▶ What to work on
In the passage on finding protein binding partners, what is used to elute the his-tagged protein from the column?

Excerpted passage Start Marker

There is of course much interest nowadays in finding proteins which bind to other pro­teins, because this may indicate functional relationships, for instance in signaling pathways.  This is most often done by the so-called ‘yeast two-hybrid’ method, which is a molecular biological trick which I’m not competent to explain.  But if the binding is tight enough, one can use several purification procedures to get the unknown protein which is attached to the known one.  For instance, one could use a version of the known protein with a histidine tag, add it to crude extract of the tissue in question, pass the extract through an immobilized metal ion column which retains the his-tagged protein, wash, elute the his-tagged protein with a high concentration of imidazole, and use SDS-PAGE to look for a protein present which isn’t the known protein.

Excerpted passage End Marker
Data extracts Start Marker

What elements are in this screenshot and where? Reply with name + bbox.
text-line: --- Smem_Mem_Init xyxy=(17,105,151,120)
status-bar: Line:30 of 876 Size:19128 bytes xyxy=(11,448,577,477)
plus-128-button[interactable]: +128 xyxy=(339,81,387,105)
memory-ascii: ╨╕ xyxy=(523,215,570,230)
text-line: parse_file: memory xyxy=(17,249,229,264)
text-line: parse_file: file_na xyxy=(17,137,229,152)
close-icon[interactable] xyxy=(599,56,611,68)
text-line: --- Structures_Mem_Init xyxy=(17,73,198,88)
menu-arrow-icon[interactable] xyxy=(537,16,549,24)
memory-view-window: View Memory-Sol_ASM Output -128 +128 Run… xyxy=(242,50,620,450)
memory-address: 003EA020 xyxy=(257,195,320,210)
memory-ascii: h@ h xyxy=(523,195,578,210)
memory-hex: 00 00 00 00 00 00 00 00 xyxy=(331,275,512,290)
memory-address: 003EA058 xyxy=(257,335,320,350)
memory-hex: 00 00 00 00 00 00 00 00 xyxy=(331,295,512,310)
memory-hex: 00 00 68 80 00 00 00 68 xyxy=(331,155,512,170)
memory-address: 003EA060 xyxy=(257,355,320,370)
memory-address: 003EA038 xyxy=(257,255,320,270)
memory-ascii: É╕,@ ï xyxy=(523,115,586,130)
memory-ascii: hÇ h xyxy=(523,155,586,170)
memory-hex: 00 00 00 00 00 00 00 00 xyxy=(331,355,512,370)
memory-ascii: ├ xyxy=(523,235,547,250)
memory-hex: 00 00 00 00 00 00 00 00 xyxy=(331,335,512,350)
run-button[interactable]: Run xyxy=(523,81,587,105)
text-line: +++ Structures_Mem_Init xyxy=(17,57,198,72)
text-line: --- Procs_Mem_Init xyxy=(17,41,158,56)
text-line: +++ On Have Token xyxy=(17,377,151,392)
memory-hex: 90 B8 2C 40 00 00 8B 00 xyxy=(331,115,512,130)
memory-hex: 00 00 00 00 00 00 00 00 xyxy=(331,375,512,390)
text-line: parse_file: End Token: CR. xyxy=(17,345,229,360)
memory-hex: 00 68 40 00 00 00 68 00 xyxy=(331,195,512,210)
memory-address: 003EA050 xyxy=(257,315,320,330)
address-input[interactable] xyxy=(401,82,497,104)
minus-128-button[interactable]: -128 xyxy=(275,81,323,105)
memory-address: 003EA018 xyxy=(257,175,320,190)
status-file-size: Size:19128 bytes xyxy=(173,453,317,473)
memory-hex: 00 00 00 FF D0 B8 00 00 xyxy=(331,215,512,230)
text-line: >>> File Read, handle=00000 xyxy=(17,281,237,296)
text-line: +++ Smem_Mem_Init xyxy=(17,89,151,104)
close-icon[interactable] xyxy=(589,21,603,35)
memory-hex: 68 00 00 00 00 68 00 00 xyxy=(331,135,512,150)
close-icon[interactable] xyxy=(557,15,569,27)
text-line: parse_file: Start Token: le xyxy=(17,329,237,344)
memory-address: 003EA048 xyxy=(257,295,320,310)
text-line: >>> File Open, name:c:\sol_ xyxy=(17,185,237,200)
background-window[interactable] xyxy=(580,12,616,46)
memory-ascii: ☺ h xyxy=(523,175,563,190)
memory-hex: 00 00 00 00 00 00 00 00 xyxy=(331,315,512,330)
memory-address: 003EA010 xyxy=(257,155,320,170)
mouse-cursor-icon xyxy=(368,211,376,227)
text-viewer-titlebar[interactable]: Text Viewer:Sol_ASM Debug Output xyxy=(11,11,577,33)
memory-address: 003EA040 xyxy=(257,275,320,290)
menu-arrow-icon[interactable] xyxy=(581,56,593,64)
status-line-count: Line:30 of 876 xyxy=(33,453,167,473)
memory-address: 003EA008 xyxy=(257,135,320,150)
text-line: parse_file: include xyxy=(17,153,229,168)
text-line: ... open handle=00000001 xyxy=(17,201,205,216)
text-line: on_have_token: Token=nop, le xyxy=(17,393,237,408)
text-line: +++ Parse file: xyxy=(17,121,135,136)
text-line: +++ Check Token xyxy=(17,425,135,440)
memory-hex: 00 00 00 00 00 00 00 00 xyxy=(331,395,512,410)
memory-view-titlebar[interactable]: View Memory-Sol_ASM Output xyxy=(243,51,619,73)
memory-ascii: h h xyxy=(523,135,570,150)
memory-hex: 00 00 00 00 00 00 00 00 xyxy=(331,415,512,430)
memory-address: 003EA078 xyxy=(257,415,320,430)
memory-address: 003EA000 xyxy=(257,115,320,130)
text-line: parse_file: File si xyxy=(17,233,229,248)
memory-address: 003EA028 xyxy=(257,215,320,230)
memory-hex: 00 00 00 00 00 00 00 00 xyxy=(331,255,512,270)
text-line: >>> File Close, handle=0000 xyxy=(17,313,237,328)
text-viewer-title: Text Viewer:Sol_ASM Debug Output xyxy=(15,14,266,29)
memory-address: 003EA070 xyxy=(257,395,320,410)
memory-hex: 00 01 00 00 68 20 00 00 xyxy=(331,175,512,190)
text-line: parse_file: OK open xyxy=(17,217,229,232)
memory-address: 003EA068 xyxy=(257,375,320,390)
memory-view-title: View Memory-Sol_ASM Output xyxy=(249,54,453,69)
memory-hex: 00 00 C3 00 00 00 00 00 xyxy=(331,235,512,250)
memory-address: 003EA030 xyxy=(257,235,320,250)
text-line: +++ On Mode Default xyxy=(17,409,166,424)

Data extracts End Marker

▶ Answer area
A high concentration of imidazole.